◆ Given task:
Where does the string "Jama" appear in the records? Copy every line that contains it.

◆ Supplied information:
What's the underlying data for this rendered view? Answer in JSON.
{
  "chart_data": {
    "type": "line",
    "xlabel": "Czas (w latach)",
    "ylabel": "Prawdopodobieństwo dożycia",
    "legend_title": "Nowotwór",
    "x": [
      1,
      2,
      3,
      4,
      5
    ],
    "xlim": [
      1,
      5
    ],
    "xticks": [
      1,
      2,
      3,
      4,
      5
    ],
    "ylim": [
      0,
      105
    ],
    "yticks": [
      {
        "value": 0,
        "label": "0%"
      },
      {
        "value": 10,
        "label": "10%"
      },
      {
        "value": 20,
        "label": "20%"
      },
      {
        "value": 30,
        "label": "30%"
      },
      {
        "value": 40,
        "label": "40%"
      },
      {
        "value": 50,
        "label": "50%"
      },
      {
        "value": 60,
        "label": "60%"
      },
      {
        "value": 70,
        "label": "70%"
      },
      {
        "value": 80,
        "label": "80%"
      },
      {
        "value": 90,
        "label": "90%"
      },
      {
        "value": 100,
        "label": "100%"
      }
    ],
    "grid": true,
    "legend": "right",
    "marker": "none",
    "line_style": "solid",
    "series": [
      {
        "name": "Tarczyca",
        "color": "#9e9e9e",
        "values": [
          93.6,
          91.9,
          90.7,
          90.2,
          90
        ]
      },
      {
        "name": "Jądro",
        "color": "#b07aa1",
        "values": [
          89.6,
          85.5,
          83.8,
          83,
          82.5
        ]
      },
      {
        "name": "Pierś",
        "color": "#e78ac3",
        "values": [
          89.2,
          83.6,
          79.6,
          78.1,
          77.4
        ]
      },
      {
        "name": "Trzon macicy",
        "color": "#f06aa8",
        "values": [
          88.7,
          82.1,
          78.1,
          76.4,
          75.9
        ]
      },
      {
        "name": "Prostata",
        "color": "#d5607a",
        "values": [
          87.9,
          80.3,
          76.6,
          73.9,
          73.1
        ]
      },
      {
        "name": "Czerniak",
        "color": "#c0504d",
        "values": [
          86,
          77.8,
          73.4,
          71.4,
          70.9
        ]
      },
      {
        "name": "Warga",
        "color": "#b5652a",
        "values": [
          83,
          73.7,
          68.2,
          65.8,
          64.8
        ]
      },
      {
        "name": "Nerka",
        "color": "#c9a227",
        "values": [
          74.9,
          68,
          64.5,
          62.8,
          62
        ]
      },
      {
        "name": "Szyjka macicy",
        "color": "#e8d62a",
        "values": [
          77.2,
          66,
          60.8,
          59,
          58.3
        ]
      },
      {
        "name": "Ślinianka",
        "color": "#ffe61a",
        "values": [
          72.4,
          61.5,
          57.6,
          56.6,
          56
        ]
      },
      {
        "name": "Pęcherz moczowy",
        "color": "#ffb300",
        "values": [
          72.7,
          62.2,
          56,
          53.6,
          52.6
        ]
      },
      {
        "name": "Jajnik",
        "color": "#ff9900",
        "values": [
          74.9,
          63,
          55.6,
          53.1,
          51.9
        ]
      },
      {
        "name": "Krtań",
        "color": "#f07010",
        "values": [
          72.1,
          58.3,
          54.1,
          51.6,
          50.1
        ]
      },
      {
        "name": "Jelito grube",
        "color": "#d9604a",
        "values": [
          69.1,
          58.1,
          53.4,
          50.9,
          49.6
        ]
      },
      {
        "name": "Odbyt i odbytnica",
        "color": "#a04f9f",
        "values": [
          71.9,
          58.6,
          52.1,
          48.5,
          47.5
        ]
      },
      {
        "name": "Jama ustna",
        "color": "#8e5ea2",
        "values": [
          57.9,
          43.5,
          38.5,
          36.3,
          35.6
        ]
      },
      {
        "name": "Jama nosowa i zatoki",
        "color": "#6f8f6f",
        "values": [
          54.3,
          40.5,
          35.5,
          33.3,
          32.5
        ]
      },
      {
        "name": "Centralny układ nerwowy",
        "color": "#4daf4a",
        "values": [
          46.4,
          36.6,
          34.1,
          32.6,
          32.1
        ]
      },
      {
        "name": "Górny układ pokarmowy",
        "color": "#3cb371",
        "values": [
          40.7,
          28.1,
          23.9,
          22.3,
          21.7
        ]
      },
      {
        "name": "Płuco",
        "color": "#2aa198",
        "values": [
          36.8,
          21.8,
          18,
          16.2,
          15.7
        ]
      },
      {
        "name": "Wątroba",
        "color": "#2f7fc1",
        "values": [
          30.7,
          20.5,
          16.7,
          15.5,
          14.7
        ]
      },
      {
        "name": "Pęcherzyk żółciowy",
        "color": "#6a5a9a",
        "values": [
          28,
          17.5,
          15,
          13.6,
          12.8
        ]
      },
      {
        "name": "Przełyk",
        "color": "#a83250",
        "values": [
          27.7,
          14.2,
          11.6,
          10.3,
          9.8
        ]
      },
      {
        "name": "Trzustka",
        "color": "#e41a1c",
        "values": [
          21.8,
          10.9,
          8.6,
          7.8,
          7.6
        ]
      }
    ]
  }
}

◆ Response:
        "name": "Jama ustna",
        "name": "Jama nosowa i zatoki",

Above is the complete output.